In the copy, include every entry exactly but none of the images.

Collected data entries:
╔══

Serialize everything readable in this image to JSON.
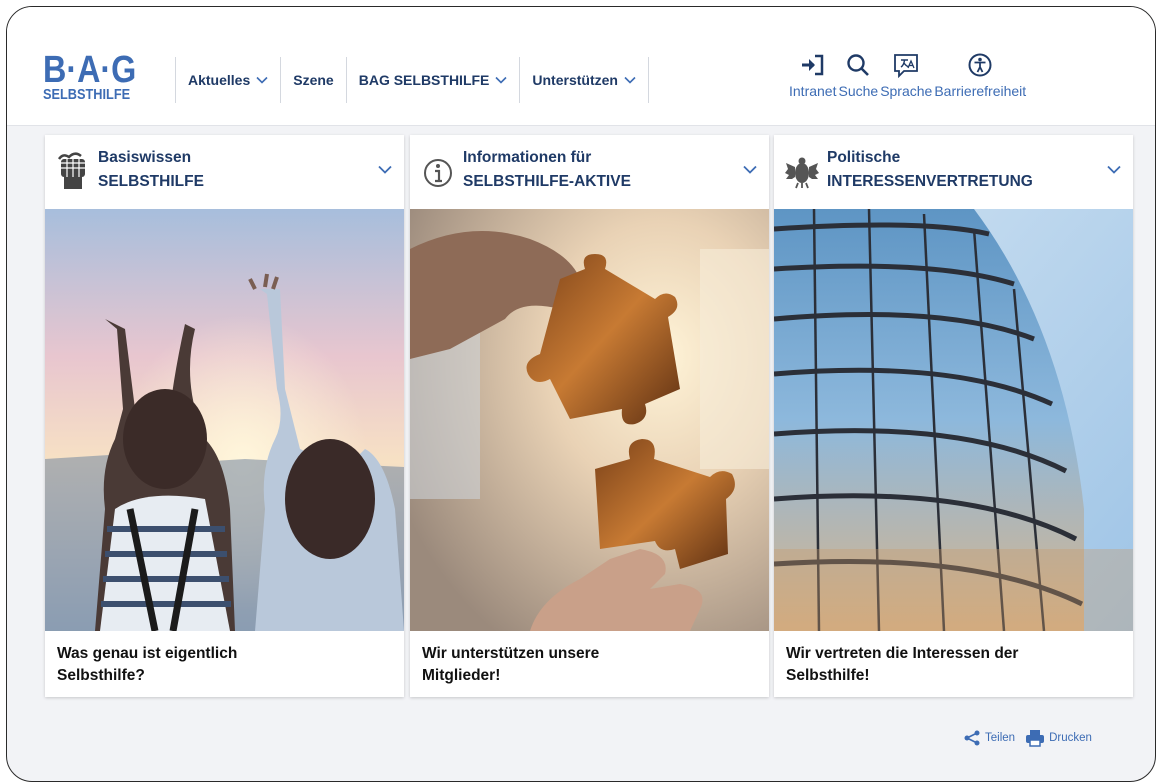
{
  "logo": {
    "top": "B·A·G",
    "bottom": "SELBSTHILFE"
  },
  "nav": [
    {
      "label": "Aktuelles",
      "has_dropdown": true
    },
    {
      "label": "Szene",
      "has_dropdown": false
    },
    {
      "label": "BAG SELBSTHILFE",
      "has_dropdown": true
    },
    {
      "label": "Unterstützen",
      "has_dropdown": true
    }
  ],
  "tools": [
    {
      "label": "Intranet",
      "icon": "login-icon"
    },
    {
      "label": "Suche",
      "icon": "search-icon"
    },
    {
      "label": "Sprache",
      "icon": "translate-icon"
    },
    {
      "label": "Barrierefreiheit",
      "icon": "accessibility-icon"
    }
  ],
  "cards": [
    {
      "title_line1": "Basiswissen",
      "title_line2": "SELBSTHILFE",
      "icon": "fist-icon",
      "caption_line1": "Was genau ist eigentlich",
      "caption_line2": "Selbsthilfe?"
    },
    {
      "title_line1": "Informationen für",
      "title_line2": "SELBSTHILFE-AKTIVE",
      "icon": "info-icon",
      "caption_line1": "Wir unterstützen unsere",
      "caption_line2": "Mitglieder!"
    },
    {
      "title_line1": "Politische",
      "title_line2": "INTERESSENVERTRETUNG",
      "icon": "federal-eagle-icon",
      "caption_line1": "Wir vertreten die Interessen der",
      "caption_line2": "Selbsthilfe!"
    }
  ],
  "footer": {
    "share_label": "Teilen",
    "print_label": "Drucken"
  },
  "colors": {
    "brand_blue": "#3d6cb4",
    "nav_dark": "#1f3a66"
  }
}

╚══

[Task response]
Serialize everything readable in this image to JSON.
{
  "logo": {
    "top": "B·A·G",
    "bottom": "SELBSTHILFE"
  },
  "nav": [
    {
      "label": "Aktuelles",
      "has_dropdown": true
    },
    {
      "label": "Szene",
      "has_dropdown": false
    },
    {
      "label": "BAG SELBSTHILFE",
      "has_dropdown": true
    },
    {
      "label": "Unterstützen",
      "has_dropdown": true
    }
  ],
  "tools": [
    {
      "label": "Intranet",
      "icon": "login-icon"
    },
    {
      "label": "Suche",
      "icon": "search-icon"
    },
    {
      "label": "Sprache",
      "icon": "translate-icon"
    },
    {
      "label": "Barrierefreiheit",
      "icon": "accessibility-icon"
    }
  ],
  "cards": [
    {
      "title_line1": "Basiswissen",
      "title_line2": "SELBSTHILFE",
      "icon": "fist-icon",
      "caption_line1": "Was genau ist eigentlich",
      "caption_line2": "Selbsthilfe?"
    },
    {
      "title_line1": "Informationen für",
      "title_line2": "SELBSTHILFE-AKTIVE",
      "icon": "info-icon",
      "caption_line1": "Wir unterstützen unsere",
      "caption_line2": "Mitglieder!"
    },
    {
      "title_line1": "Politische",
      "title_line2": "INTERESSENVERTRETUNG",
      "icon": "federal-eagle-icon",
      "caption_line1": "Wir vertreten die Interessen der",
      "caption_line2": "Selbsthilfe!"
    }
  ],
  "footer": {
    "share_label": "Teilen",
    "print_label": "Drucken"
  },
  "colors": {
    "brand_blue": "#3d6cb4",
    "nav_dark": "#1f3a66"
  }
}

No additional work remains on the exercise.